Start GIVEN RECORDS
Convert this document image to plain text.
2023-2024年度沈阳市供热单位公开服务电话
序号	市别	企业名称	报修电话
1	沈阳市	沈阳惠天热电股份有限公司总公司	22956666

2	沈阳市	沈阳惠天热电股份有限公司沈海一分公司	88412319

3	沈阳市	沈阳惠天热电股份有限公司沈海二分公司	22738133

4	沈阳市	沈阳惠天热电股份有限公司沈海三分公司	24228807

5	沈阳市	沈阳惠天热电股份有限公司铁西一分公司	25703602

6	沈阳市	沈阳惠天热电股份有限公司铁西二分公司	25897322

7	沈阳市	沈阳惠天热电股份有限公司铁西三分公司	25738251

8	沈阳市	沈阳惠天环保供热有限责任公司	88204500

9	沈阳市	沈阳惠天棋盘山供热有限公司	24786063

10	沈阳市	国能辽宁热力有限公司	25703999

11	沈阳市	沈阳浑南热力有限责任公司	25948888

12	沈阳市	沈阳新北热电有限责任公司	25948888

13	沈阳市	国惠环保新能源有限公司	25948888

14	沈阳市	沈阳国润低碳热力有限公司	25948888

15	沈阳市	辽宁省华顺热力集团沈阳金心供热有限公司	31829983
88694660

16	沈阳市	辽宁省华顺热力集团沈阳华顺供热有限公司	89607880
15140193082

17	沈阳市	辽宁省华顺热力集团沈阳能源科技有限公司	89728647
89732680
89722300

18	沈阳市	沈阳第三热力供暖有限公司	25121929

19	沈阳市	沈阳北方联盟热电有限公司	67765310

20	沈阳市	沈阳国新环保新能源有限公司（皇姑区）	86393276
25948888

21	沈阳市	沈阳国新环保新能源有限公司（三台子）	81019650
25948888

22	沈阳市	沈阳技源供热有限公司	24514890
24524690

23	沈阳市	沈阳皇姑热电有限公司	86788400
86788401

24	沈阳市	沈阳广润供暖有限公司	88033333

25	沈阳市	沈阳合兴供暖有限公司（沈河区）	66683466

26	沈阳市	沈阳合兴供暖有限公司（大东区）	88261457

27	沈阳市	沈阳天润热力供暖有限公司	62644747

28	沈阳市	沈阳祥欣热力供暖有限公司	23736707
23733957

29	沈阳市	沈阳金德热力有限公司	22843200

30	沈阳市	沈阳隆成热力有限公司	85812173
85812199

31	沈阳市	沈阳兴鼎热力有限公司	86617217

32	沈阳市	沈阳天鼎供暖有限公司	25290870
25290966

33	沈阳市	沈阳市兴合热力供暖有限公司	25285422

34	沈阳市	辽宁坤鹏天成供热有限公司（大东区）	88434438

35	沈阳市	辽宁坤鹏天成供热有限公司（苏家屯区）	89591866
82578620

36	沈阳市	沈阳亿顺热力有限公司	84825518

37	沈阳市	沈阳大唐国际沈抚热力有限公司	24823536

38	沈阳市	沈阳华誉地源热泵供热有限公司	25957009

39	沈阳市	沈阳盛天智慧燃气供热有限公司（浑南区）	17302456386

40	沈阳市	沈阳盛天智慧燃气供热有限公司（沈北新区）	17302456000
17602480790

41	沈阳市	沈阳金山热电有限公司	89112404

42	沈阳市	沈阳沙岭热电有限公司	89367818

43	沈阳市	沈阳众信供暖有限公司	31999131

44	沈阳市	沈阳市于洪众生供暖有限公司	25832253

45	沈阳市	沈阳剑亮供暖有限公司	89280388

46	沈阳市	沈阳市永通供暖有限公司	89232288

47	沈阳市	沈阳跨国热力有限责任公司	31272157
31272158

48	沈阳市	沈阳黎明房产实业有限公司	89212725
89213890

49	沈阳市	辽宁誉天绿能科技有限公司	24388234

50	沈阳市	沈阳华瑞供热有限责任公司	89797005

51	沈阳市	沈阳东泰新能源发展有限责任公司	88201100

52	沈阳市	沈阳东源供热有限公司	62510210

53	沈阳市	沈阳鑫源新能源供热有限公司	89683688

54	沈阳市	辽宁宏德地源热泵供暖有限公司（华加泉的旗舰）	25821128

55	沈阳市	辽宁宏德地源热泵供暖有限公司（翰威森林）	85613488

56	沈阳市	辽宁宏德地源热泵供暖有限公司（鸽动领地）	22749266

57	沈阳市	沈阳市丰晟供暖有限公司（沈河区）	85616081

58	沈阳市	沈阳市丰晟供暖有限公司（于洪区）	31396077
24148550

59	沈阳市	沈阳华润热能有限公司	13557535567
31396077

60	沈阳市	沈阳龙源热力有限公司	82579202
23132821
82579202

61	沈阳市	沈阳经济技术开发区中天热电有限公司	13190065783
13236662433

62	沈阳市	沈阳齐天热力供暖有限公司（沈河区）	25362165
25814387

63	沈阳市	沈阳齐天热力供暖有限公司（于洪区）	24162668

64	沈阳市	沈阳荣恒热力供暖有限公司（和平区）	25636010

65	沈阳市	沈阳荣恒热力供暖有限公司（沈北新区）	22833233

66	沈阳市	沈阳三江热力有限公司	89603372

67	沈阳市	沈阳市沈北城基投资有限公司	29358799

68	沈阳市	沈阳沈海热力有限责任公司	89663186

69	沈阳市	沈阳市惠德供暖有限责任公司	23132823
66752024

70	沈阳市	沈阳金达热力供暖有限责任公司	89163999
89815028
End GIVEN RECORDS
▶ OBJECTIVE:
Determine how many lines of the listing above hold the word "沈北新区". Report that number without anything else.

▶ RESPONSE:
2